Records from a data collection
## BEGIN

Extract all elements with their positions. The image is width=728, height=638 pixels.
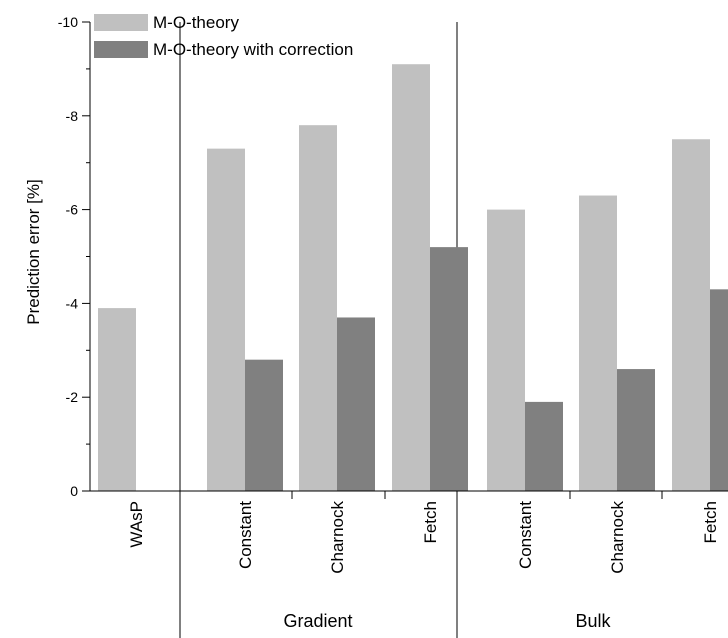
bar-mo-theory-with-correction: [245, 359, 283, 491]
legend-swatch: [94, 14, 148, 31]
legend-label: M-O-theory: [153, 13, 239, 32]
bar-mo-theory: [207, 148, 245, 491]
bar-mo-theory-with-correction: [430, 247, 468, 491]
plot-area: [98, 22, 728, 638]
group-label: Bulk: [575, 611, 611, 631]
group-labels: Gradient Bulk: [283, 611, 611, 631]
bar-mo-theory: [579, 195, 617, 491]
bar-mo-theory-with-correction: [617, 369, 655, 491]
bar-mo-theory-with-correction: [337, 317, 375, 491]
legend-swatch: [94, 41, 148, 58]
category-label: Constant: [516, 501, 535, 569]
y-axis: 0 -2 -4 -6 -8 -10: [58, 14, 91, 499]
category-label: Fetch: [421, 501, 440, 544]
category-label: Constant: [236, 501, 255, 569]
x-axis: WAsP Constant Charnock Fetch Constant Charnoc…: [90, 490, 728, 574]
bar-mo-theory: [98, 308, 136, 491]
bar-mo-theory: [672, 139, 710, 491]
legend: M-O-theory M-O-theory with correction: [94, 13, 353, 59]
legend-label: M-O-theory with correction: [153, 40, 353, 59]
group-label: Gradient: [283, 611, 352, 631]
y-tick-label: -10: [58, 14, 78, 30]
bar-mo-theory-with-correction: [710, 289, 728, 491]
category-label: WAsP: [127, 501, 146, 548]
y-axis-title: Prediction error [%]: [24, 179, 43, 325]
bar-mo-theory: [487, 209, 525, 491]
y-tick-label: -8: [66, 108, 79, 124]
bar-mo-theory: [299, 125, 337, 492]
category-label: Charnock: [608, 501, 627, 574]
y-tick-label: 0: [70, 483, 78, 499]
category-label: Fetch: [701, 501, 720, 544]
bar-mo-theory: [392, 64, 430, 492]
y-tick-label: -4: [66, 295, 79, 311]
y-tick-label: -6: [66, 202, 79, 218]
y-tick-label: -2: [66, 389, 79, 405]
bar-mo-theory-with-correction: [525, 401, 563, 491]
category-label: Charnock: [328, 501, 347, 574]
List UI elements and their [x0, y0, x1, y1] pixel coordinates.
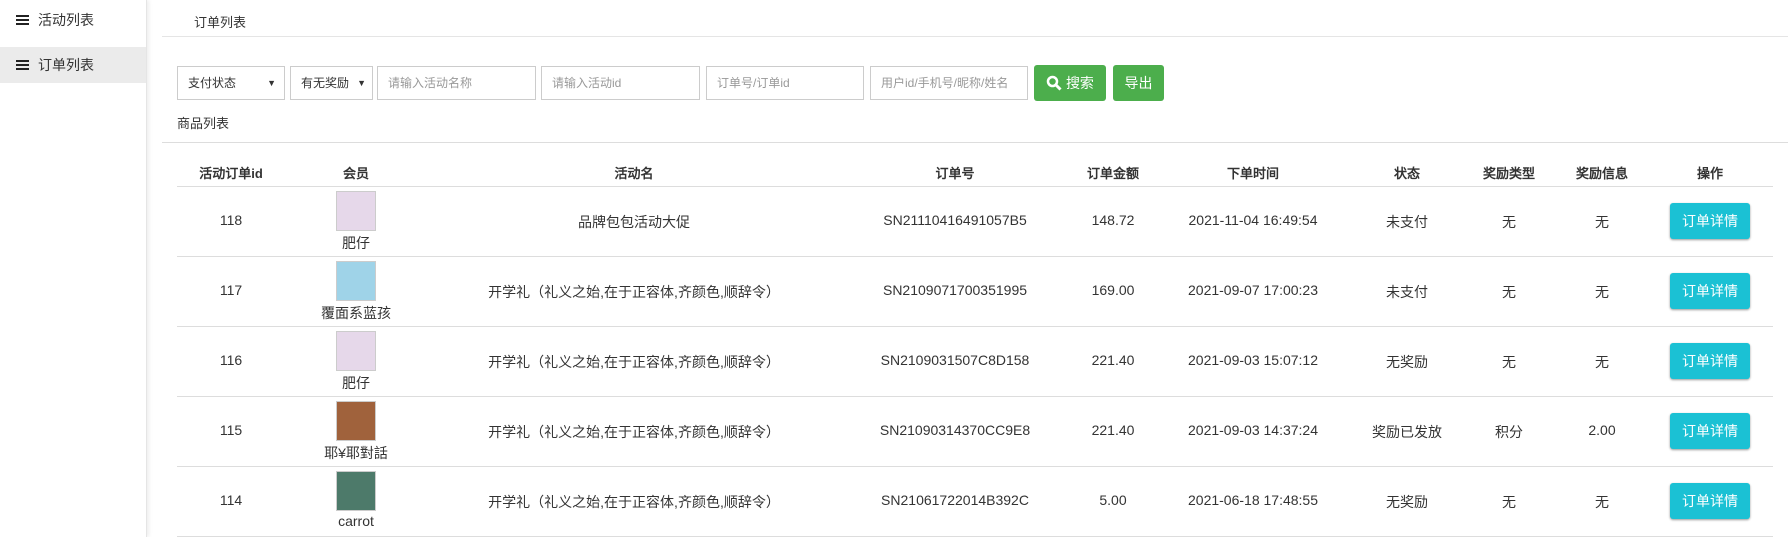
table-cell: 148.72 [1091, 212, 1135, 228]
table-cell: 114 [219, 492, 243, 508]
search-button[interactable]: 搜索 [1034, 65, 1106, 101]
table-cell: 2021-09-07 17:00:23 [1188, 282, 1318, 298]
column-header: 会员 [342, 166, 370, 181]
table-cell: 奖励已发放 [1372, 424, 1442, 440]
table-cell: 无 [1595, 494, 1609, 510]
table-cell: 未支付 [1386, 284, 1428, 300]
table-cell: 2.00 [1588, 422, 1616, 438]
table-cell: 5.00 [1099, 492, 1127, 508]
column-header: 下单时间 [1226, 166, 1280, 181]
table-cell: 221.40 [1091, 422, 1135, 438]
table-cell: 2021-09-03 15:07:12 [1188, 352, 1318, 368]
table-cell: SN21061722014B392C [881, 492, 1029, 508]
table-cell: SN21090314370CC9E8 [879, 422, 1031, 438]
divider [162, 36, 1788, 37]
table-cell: 无奖励 [1386, 354, 1428, 370]
table-cell: 无 [1595, 284, 1609, 300]
column-header: 活动订单id [199, 166, 263, 181]
table-cell: 116 [219, 352, 243, 368]
detail-button[interactable]: 订单详情 [1670, 273, 1750, 309]
avatar [336, 261, 376, 301]
select[interactable]: 支付状态 ▼ [177, 66, 285, 100]
column-header: 奖励信息 [1575, 166, 1629, 181]
avatar [336, 401, 376, 441]
column-header: 奖励类型 [1482, 166, 1536, 181]
input[interactable]: 请输入活动id [541, 66, 700, 100]
table-cell: 无奖励 [1386, 494, 1428, 510]
table-cell: 积分 [1495, 424, 1523, 440]
nav-item-active[interactable]: 订单列表 [0, 47, 146, 83]
table-cell: 无 [1502, 354, 1516, 370]
member-name: 覆面系蓝孩 [321, 305, 391, 321]
select-label: 支付状态 [188, 76, 237, 90]
table-cell: 开学礼（礼义之始,在于正容体,齐颜色,顺辞令） [488, 284, 780, 300]
table-cell: 开学礼（礼义之始,在于正容体,齐颜色,顺辞令） [488, 354, 780, 370]
divider [162, 142, 1788, 143]
table-cell: 开学礼（礼义之始,在于正容体,齐颜色,顺辞令） [488, 424, 780, 440]
input[interactable]: 订单号/订单id [706, 66, 864, 100]
member-name: carrot [338, 513, 374, 529]
detail-button[interactable]: 订单详情 [1670, 483, 1750, 519]
detail-button[interactable]: 订单详情 [1670, 343, 1750, 379]
table-cell: 118 [219, 212, 243, 228]
button-label: 搜索 [1065, 75, 1094, 91]
table-cell: 无 [1595, 214, 1609, 230]
column-header: 活动名 [614, 166, 654, 181]
table-cell: 无 [1502, 494, 1516, 510]
column-header: 状态 [1393, 166, 1421, 181]
breadcrumb: 订单列表 [194, 15, 247, 30]
row-border [177, 256, 1773, 257]
column-header: 订单金额 [1086, 166, 1140, 181]
table-cell: 2021-11-04 16:49:54 [1188, 212, 1318, 228]
table-cell: 221.40 [1091, 352, 1135, 368]
column-header: 订单号 [935, 166, 975, 181]
nav-item[interactable]: 活动列表 [0, 2, 146, 38]
table-cell: 无 [1595, 354, 1609, 370]
search-icon [1046, 75, 1062, 91]
row-border [177, 466, 1773, 467]
header-border [177, 186, 1773, 187]
table-cell: 117 [219, 282, 243, 298]
table-cell: SN21110416491057B5 [883, 212, 1027, 228]
table-cell: 无 [1502, 214, 1516, 230]
detail-button[interactable]: 订单详情 [1670, 203, 1750, 239]
select-label: 有无奖励 [301, 76, 350, 90]
table-cell: 开学礼（礼义之始,在于正容体,齐颜色,顺辞令） [488, 494, 780, 510]
column-header: 操作 [1696, 166, 1724, 181]
select[interactable]: 有无奖励 ▼ [290, 66, 373, 100]
member-name: 肥仔 [342, 375, 370, 391]
table-cell: SN2109031507C8D158 [880, 352, 1030, 368]
avatar [336, 191, 376, 231]
input[interactable]: 请输入活动名称 [377, 66, 536, 100]
section-title: 商品列表 [177, 116, 230, 131]
table-cell: 未支付 [1386, 214, 1428, 230]
avatar [336, 331, 376, 371]
row-border [177, 396, 1773, 397]
table-cell: SN2109071700351995 [882, 282, 1028, 298]
table-cell: 2021-09-03 14:37:24 [1188, 422, 1318, 438]
member-name: 耶¥耶對話 [324, 445, 388, 461]
input[interactable]: 用户id/手机号/昵称/姓名 [870, 66, 1028, 100]
sidebar: 活动列表 订单列表 [0, 0, 147, 537]
member-name: 肥仔 [342, 235, 370, 251]
avatar [336, 471, 376, 511]
table-cell: 2021-06-18 17:48:55 [1188, 492, 1318, 508]
nav-label: 订单列表 [38, 57, 94, 73]
table-cell: 115 [219, 422, 243, 438]
nav-label: 活动列表 [38, 12, 94, 28]
detail-button[interactable]: 订单详情 [1670, 413, 1750, 449]
export-button[interactable]: 导出 [1113, 65, 1164, 101]
row-border [177, 326, 1773, 327]
table-cell: 169.00 [1091, 282, 1135, 298]
table-cell: 品牌包包活动大促 [578, 214, 690, 230]
table-cell: 无 [1502, 284, 1516, 300]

## END

▶ **Task requirements**
Please rewrite the listing from the line with "table-cell: 148.72 [1091, 212, 1135, 228]" up to and including the line with "table-cell: 未支付 [1386, 284, 1428, 300]", swapping "column-header" for "column-title" and leaving everything else untouched.

▶ **Result for this task**
table-cell: 148.72 [1091, 212, 1135, 228]
table-cell: 114 [219, 492, 243, 508]
search-button[interactable]: 搜索 [1034, 65, 1106, 101]
table-cell: 2021-09-07 17:00:23 [1188, 282, 1318, 298]
column-title: 会员 [342, 166, 370, 181]
table-cell: 奖励已发放 [1372, 424, 1442, 440]
table-cell: 无 [1595, 494, 1609, 510]
table-cell: 未支付 [1386, 284, 1428, 300]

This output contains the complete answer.